WORK INSTRUCTIONS: Locate every line that holds the string "JSON" and copy it.

LISTING:
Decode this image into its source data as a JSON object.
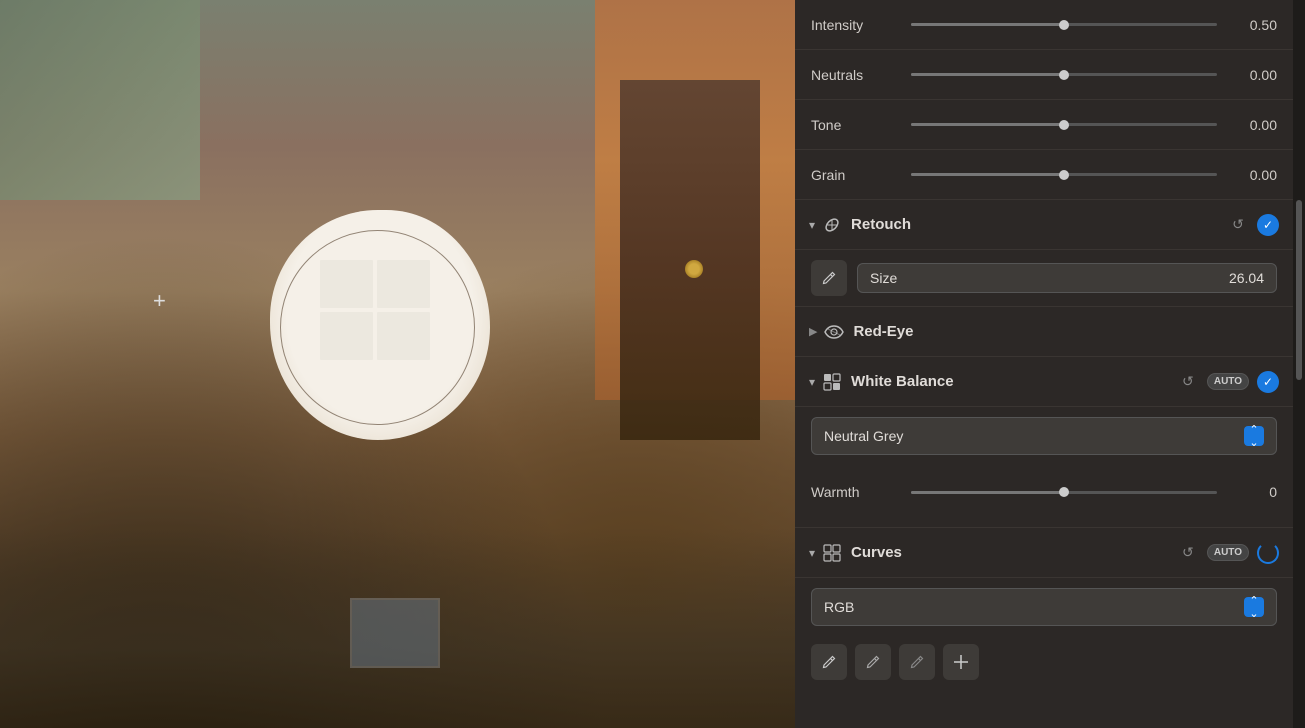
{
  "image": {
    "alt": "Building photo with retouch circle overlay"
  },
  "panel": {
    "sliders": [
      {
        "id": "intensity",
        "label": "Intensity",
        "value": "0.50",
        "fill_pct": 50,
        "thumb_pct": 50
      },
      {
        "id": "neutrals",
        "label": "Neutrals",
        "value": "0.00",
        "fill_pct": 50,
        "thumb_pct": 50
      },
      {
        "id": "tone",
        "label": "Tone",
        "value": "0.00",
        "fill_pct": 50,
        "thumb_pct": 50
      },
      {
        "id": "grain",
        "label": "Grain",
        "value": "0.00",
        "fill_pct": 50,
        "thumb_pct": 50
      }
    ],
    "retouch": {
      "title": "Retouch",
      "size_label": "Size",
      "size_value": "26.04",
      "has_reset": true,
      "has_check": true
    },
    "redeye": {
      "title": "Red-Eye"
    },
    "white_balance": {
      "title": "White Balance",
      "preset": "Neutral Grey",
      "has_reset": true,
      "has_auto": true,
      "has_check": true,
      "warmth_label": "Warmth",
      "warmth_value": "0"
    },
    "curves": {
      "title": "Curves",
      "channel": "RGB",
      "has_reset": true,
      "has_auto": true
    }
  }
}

* * *

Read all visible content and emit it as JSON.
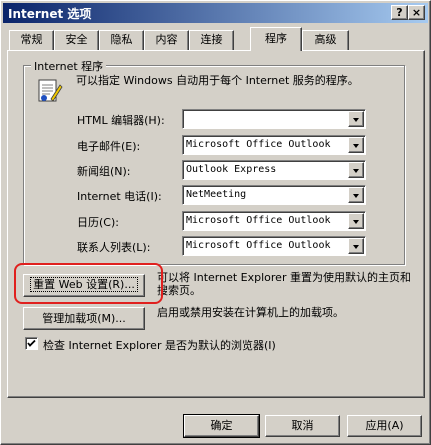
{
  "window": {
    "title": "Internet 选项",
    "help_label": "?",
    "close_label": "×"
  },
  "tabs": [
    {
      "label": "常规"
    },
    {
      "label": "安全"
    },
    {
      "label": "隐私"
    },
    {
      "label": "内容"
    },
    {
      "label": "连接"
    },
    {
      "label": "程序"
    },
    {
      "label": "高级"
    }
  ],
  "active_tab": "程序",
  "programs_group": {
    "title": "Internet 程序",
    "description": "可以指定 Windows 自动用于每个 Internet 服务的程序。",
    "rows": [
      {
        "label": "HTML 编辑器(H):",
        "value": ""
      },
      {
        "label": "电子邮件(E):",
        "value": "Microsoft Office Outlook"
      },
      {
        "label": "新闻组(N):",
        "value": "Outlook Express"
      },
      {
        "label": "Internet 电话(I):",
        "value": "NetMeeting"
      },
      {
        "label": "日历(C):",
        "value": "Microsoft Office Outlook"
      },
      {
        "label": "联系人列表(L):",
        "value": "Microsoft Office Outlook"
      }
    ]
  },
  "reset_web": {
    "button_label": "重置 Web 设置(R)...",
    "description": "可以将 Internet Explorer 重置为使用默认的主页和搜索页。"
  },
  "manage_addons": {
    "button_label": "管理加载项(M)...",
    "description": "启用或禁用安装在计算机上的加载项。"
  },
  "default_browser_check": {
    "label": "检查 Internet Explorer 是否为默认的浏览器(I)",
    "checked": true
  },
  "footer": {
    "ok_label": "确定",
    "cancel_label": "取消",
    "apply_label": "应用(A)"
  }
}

...

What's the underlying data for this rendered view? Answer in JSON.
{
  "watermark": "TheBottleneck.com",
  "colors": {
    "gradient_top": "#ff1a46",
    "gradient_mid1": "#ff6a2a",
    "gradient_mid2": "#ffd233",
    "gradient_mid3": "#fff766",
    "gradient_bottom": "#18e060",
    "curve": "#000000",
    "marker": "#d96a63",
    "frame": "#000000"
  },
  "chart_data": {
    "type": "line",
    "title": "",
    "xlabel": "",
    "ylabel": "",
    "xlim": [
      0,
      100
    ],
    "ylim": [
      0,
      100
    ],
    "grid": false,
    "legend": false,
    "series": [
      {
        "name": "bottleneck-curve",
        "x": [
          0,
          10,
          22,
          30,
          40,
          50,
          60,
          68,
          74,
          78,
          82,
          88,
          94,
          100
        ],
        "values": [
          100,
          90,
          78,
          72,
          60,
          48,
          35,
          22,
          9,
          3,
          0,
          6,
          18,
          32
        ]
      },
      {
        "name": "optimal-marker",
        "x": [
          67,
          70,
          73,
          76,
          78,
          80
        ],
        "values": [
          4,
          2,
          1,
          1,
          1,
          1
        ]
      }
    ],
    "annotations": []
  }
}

WRITTEN ANSWER:
Decode this image into its source data as a JSON object.
Read all visible content and emit it as JSON.
What's the underlying data for this rendered view? Answer in JSON.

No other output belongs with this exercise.